* start DATASET ROWS *

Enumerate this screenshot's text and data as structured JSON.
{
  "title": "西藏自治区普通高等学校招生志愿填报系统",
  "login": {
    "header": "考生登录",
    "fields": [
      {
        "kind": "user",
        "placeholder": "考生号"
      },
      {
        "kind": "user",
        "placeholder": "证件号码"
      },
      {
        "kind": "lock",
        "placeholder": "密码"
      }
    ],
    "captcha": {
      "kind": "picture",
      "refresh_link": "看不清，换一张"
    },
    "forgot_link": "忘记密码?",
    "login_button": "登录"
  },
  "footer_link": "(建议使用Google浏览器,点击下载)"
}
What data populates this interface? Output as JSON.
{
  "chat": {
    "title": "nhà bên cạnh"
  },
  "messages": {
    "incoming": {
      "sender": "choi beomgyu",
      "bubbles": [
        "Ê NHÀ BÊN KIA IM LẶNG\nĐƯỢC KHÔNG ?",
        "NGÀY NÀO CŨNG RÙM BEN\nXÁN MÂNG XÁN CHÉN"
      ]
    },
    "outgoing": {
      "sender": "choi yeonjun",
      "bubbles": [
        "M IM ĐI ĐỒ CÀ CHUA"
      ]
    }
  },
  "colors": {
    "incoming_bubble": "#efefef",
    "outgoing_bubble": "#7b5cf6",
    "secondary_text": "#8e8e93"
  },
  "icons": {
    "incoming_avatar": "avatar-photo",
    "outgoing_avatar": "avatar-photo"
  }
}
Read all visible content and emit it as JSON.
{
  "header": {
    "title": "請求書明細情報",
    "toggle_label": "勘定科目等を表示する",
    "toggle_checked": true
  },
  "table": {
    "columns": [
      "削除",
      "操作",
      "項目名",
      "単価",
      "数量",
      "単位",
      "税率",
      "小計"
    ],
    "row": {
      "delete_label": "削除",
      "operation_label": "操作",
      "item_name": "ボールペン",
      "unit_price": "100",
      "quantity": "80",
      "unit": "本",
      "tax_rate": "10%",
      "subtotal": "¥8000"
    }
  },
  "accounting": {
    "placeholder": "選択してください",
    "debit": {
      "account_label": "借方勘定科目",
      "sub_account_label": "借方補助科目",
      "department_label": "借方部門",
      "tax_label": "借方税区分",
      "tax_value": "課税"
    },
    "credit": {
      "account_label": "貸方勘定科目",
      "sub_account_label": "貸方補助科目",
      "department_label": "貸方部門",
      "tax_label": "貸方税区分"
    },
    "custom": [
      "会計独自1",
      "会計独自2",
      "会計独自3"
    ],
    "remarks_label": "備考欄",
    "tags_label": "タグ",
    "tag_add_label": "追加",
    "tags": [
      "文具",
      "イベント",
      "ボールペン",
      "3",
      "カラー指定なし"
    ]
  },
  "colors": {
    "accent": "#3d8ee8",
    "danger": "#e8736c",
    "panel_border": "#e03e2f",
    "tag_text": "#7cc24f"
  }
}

* end DATASET ROWS *

WHAT TO WORK ON. Return each full line of the entries that contains the word "JSON".

EXERCISE OUTPUT.
Enumerate this screenshot's text and data as structured JSON.
What data populates this interface? Output as JSON.
Read all visible content and emit it as JSON.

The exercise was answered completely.